- **What you are asked to do**: Report the number of lines where the string "výkonu" occurs, and write nothing else.

--------------------

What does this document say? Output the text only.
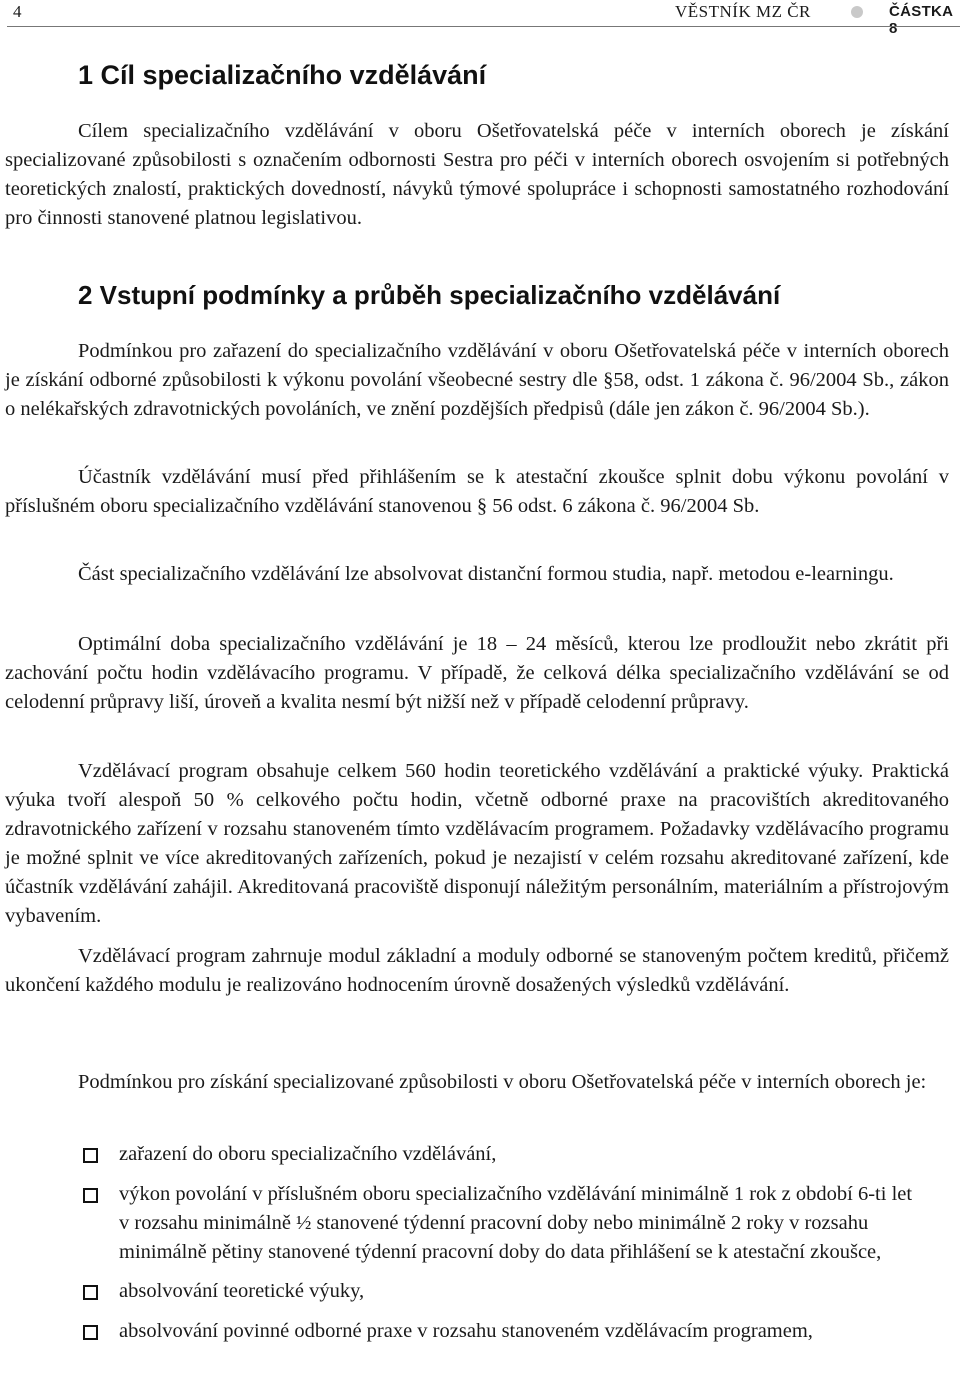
4	VĚSTNÍK MZ ČR	ČÁSTKA 8
1 Cíl specializačního vzdělávání

Cílem specializačního vzdělávání v oboru Ošetřovatelská péče v interních oborech je získání specializované způsobilosti s označením odbornosti Sestra pro péči v interních oborech osvojením si potřebných teoretických znalostí, praktických dovedností, návyků týmové spolupráce i schopnosti samostatného rozhodování pro činnosti stanovené platnou legislativou.

2 Vstupní podmínky a průběh specializačního vzdělávání

Podmínkou pro zařazení do specializačního vzdělávání v oboru Ošetřovatelská péče v interních oborech je získání odborné způsobilosti k výkonu povolání všeobecné sestry dle §58, odst. 1 zákona č. 96/2004 Sb., zákon o nelékařských zdravotnických povoláních, ve znění pozdějších předpisů (dále jen zákon č. 96/2004 Sb.).

Účastník vzdělávání musí před přihlášením se k atestační zkoušce splnit dobu výkonu povolání v příslušném oboru specializačního vzdělávání stanovenou § 56 odst. 6 zákona č. 96/2004 Sb.

Část specializačního vzdělávání lze absolvovat distanční formou studia, např. metodou e-learningu.

Optimální doba specializačního vzdělávání je 18 – 24 měsíců, kterou lze prodloužit nebo zkrátit při zachování počtu hodin vzdělávacího programu. V případě, že celková délka specializačního vzdělávání se od celodenní průpravy liší, úroveň a kvalita nesmí být nižší než v případě celodenní průpravy.

Vzdělávací program obsahuje celkem 560 hodin teoretického vzdělávání a praktické výuky. Praktická výuka tvoří alespoň 50 % celkového počtu hodin, včetně odborné praxe na pracovištích akreditovaného zdravotnického zařízení v rozsahu stanoveném tímto vzdělávacím programem. Požadavky vzdělávacího programu je možné splnit ve více akreditovaných zařízeních, pokud je nezajistí v celém rozsahu akreditované zařízení, kde účastník vzdělávání zahájil. Akreditovaná pracoviště disponují náležitým personálním, materiálním a přístrojovým vybavením.

Vzdělávací program zahrnuje modul základní a moduly odborné se stanoveným počtem kreditů, přičemž ukončení každého modulu je realizováno hodnocením úrovně dosažených výsledků vzdělávání.

Podmínkou pro získání specializované způsobilosti v oboru Ošetřovatelská péče v interních oborech je:

zařazení do oboru specializačního vzdělávání,
výkon povolání v příslušném oboru specializačního vzdělávání minimálně 1 rok z období 6-ti let v rozsahu minimálně ½ stanovené týdenní pracovní doby nebo minimálně 2 roky v rozsahu minimálně pětiny stanovené týdenní pracovní doby do data přihlášení se k atestační zkoušce,
absolvování teoretické výuky,
absolvování povinné odborné praxe v rozsahu stanoveném vzdělávacím programem,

--------------------

- **Exercise solution**: 2